Direction:
From the entries below, list each line with "departures".

Records that describe figures

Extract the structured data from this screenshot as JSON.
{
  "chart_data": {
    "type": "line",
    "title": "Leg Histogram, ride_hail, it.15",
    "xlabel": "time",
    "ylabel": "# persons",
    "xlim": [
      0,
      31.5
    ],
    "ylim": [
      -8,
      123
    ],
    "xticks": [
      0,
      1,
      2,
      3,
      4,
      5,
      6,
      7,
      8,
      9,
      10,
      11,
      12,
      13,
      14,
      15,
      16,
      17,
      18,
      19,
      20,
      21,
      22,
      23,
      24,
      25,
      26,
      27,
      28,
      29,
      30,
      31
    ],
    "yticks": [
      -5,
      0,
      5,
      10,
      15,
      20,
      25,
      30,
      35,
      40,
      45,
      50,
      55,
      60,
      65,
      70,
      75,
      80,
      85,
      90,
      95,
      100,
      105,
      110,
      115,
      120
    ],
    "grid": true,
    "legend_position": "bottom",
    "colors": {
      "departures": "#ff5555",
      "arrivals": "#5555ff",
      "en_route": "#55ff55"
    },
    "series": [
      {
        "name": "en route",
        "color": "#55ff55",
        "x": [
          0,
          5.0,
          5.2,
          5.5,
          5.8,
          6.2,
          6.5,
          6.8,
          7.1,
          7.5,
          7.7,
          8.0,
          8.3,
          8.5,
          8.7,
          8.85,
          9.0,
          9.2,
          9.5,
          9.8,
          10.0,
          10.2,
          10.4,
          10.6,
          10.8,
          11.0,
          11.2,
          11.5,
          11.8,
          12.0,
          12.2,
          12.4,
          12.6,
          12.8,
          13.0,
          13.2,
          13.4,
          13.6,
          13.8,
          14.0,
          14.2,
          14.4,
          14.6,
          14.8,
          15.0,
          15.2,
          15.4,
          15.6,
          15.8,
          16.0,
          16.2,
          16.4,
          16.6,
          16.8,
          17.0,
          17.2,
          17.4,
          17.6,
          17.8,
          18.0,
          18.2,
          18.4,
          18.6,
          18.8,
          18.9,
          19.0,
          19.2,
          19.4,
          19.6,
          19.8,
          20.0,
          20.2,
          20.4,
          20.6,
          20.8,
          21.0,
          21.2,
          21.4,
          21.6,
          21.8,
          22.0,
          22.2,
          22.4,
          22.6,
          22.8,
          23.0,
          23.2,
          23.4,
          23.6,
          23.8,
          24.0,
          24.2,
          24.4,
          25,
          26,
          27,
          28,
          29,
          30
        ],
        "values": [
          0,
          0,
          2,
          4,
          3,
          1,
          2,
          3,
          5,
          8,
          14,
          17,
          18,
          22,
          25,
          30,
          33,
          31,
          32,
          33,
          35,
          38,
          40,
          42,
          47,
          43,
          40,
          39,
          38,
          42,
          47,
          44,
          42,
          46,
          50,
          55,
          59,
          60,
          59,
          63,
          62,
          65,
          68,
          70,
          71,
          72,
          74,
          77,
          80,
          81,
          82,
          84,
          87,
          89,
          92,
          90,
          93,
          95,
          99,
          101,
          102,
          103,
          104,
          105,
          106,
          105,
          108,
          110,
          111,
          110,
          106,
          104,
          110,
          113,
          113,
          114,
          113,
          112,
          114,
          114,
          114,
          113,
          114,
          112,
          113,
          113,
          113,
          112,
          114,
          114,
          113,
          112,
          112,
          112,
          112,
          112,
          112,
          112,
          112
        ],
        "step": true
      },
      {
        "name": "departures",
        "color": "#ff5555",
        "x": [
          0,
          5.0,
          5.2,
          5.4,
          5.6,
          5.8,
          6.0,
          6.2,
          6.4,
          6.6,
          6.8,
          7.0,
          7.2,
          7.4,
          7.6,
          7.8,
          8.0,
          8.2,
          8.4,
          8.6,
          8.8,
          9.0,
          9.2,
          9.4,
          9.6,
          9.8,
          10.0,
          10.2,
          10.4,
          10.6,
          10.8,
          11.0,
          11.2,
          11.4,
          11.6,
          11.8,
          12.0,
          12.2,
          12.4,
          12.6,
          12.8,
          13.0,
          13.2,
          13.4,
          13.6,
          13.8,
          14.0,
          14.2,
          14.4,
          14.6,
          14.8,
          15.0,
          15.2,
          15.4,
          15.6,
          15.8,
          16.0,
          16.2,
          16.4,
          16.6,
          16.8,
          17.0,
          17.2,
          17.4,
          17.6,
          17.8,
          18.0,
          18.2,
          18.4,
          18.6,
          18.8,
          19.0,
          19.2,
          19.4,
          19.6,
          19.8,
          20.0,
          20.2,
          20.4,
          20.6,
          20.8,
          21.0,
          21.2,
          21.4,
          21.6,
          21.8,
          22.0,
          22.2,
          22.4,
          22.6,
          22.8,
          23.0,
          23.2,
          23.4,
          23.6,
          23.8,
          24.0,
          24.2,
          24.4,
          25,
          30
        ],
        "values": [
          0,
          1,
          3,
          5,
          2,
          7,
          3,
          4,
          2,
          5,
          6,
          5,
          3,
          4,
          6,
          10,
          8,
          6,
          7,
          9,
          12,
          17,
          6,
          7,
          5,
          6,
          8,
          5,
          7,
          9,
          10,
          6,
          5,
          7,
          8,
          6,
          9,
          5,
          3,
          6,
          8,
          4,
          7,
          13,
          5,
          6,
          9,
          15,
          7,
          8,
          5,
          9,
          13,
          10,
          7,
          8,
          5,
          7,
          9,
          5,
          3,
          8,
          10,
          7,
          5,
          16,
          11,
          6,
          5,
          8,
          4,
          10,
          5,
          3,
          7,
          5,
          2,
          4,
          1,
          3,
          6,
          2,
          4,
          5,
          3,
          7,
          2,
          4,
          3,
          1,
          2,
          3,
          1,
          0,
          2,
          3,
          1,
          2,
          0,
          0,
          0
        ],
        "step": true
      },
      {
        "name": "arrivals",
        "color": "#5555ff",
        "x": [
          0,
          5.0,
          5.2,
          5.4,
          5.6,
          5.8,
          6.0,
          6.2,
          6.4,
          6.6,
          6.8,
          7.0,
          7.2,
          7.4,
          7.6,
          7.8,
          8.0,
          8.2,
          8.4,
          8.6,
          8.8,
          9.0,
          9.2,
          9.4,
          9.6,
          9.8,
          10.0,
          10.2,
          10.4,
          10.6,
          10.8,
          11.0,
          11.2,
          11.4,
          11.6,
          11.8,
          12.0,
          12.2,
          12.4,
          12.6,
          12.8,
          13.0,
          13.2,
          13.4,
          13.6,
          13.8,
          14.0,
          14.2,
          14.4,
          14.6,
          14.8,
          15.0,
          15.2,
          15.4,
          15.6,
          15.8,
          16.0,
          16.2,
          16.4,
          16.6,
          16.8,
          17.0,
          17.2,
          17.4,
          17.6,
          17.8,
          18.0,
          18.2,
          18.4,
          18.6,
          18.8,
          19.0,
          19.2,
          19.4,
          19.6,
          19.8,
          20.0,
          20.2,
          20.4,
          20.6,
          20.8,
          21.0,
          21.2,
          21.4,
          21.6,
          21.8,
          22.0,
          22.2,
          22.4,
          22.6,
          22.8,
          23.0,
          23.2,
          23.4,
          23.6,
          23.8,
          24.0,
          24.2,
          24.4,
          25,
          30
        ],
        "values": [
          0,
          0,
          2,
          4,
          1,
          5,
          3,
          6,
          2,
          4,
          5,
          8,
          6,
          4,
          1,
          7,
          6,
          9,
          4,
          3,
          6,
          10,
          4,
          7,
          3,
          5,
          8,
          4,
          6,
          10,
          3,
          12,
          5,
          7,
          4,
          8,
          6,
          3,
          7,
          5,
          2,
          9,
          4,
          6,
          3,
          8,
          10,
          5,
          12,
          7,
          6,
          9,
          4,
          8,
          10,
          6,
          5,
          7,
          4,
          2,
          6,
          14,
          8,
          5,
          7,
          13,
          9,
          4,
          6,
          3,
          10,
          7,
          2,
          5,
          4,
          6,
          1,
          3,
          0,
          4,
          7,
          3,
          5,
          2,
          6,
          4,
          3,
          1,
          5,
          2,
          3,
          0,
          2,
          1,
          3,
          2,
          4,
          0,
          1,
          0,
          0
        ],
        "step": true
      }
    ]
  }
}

Final result:
      "departures": "#ff5555",
        "name": "departures",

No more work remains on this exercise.